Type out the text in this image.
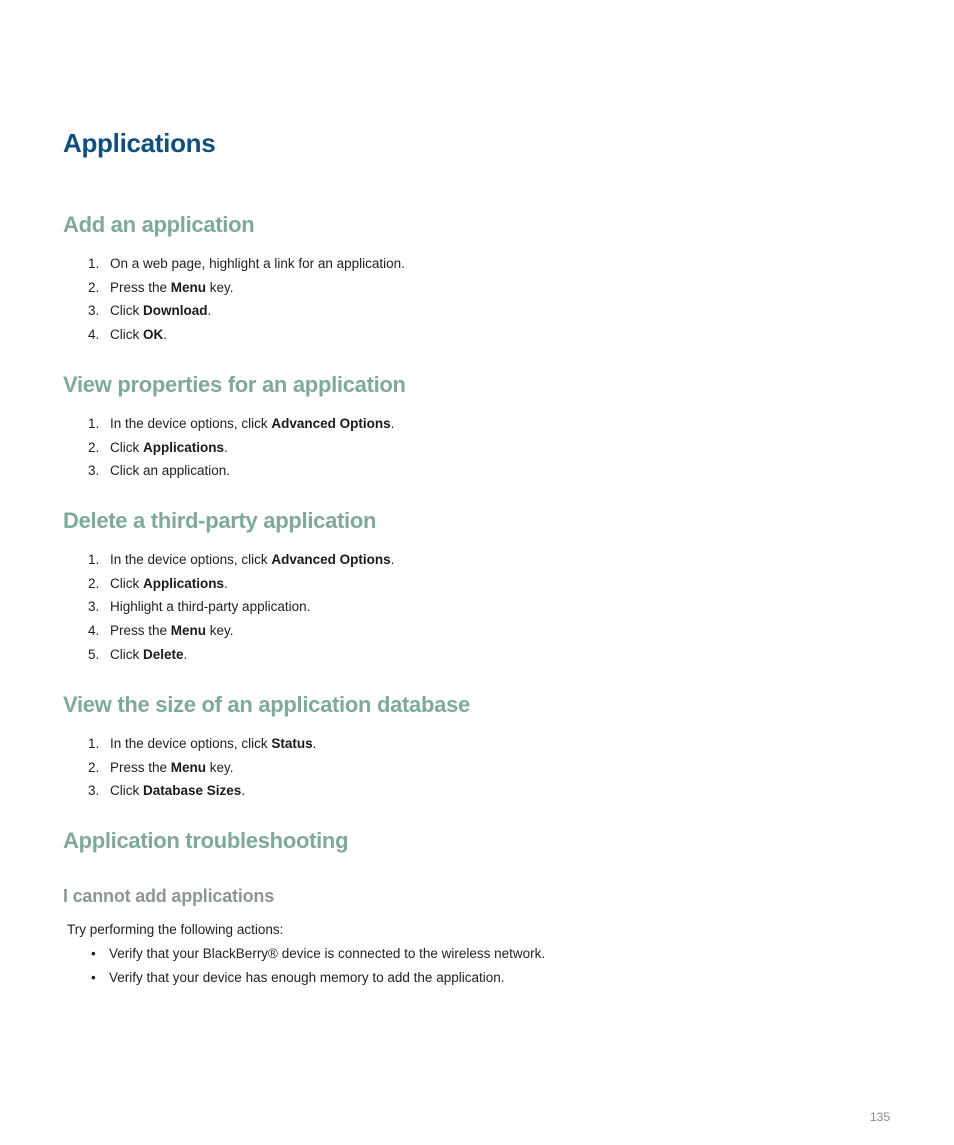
Applications
Add an application
1. On a web page, highlight a link for an application.
2. Press the Menu key.
3. Click Download.
4. Click OK.
View properties for an application
1. In the device options, click Advanced Options.
2. Click Applications.
3. Click an application.
Delete a third-party application
1. In the device options, click Advanced Options.
2. Click Applications.
3. Highlight a third-party application.
4. Press the Menu key.
5. Click Delete.
View the size of an application database
1. In the device options, click Status.
2. Press the Menu key.
3. Click Database Sizes.
Application troubleshooting
I cannot add applications

Try performing the following actions:

• Verify that your BlackBerry® device is connected to the wireless network.
• Verify that your device has enough memory to add the application.
135
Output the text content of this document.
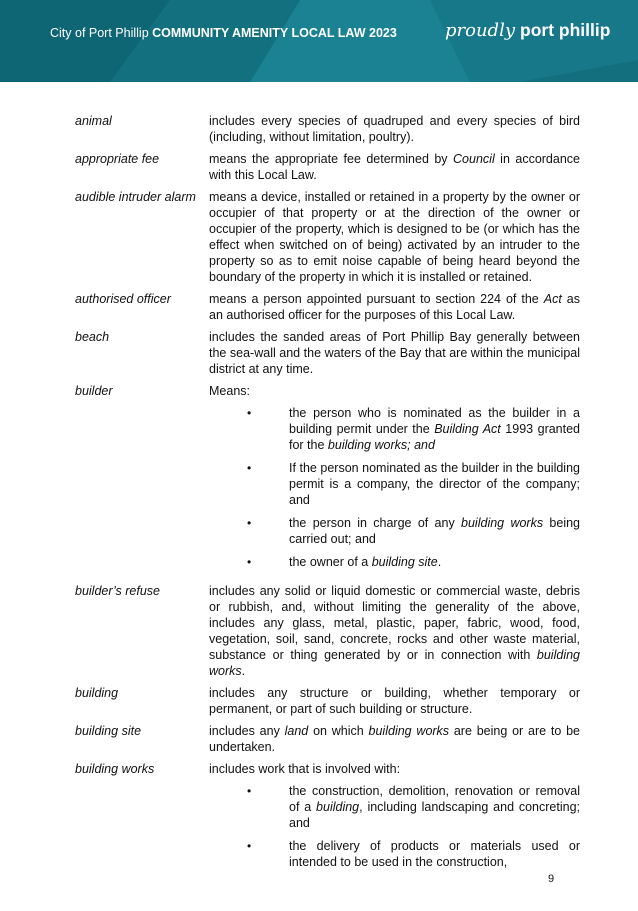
City of Port Phillip COMMUNITY AMENITY LOCAL LAW 2023	proudly port phillip
animal	includes every species of quadruped and every species of bird (including, without limitation, poultry).
appropriate fee	means the appropriate fee determined by Council in accordance with this Local Law.
audible intruder alarm	means a device, installed or retained in a property by the owner or occupier of that property or at the direction of the owner or occupier of the property, which is designed to be (or which has the effect when switched on of being) activated by an intruder to the property so as to emit noise capable of being heard beyond the boundary of the property in which it is installed or retained.
authorised officer	means a person appointed pursuant to section 224 of the Act as an authorised officer for the purposes of this Local Law.
beach	includes the sanded areas of Port Phillip Bay generally between the sea-wall and the waters of the Bay that are within the municipal district at any time.
builder	Means:
•	the person who is nominated as the builder in a building permit under the Building Act 1993 granted for the building works; and
•	If the person nominated as the builder in the building permit is a company, the director of the company; and
•	the person in charge of any building works being carried out; and
•	the owner of a building site.
builder’s refuse	includes any solid or liquid domestic or commercial waste, debris or rubbish, and, without limiting the generality of the above, includes any glass, metal, plastic, paper, fabric, wood, food, vegetation, soil, sand, concrete, rocks and other waste material, substance or thing generated by or in connection with building works.
building	includes any structure or building, whether temporary or permanent, or part of such building or structure.
building site	includes any land on which building works are being or are to be undertaken.
building works	includes work that is involved with:
•	the construction, demolition, renovation or removal of a building, including landscaping and concreting; and
•	the delivery of products or materials used or intended to be used in the construction,
9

Given task:
Return every line above in which the string "that" occurs.

Output:
• Verify that your BlackBerry® device is connected to the wireless network.
• Verify that your device has enough memory to add the application.
audible intruder alarm	means a device, installed or retained in a property by the owner or occupier of that property or at the direction of the owner or occupier of the property, which is designed to be (or which has the effect when switched on of being) activated by an intruder to the property so as to emit noise capable of being heard beyond the boundary of the property in which it is installed or retained.
beach	includes the sanded areas of Port Phillip Bay generally between the sea-wall and the waters of the Bay that are within the municipal district at any time.
building works	includes work that is involved with:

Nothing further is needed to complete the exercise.